_Work to be completed_:
Count every line where "ferrite" occurs. Give the total alone.

════════════════════

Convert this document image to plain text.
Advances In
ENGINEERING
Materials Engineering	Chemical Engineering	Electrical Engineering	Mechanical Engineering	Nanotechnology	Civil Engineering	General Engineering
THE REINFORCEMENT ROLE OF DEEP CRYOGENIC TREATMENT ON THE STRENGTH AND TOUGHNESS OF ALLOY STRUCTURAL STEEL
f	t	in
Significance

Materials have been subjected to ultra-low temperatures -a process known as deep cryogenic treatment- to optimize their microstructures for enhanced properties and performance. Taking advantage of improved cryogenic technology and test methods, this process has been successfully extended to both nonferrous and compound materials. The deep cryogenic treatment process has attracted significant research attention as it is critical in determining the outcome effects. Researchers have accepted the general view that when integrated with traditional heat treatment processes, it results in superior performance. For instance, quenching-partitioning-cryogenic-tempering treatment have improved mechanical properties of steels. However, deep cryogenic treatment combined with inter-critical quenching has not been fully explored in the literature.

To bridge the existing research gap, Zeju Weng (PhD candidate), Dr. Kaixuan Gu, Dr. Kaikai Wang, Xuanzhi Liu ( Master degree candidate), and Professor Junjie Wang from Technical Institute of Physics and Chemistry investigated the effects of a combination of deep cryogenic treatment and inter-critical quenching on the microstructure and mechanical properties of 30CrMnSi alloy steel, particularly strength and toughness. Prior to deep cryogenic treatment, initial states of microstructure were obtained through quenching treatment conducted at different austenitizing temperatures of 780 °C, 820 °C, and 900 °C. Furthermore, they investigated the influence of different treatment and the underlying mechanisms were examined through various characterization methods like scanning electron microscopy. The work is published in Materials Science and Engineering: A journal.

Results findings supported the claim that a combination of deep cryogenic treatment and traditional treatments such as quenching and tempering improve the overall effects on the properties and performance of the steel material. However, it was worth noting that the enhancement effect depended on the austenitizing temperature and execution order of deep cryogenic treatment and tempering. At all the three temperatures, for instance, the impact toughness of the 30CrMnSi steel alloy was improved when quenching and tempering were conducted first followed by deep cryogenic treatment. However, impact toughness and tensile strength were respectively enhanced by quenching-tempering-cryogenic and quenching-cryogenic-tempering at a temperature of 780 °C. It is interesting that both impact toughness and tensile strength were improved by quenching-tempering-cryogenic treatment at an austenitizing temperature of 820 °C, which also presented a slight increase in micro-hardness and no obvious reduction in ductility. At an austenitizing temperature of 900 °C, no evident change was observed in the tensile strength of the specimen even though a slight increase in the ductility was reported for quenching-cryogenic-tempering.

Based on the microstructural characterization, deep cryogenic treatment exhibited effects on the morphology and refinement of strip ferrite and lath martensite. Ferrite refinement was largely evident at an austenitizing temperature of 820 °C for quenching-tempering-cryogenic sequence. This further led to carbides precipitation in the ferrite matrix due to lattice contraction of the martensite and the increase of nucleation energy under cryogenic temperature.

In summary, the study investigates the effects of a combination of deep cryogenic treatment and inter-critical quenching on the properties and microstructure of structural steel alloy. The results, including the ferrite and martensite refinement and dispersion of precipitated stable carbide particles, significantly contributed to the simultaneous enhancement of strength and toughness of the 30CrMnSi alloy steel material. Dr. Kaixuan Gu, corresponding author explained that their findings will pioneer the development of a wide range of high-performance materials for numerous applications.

════════════════════

_Solution to this problem_:
2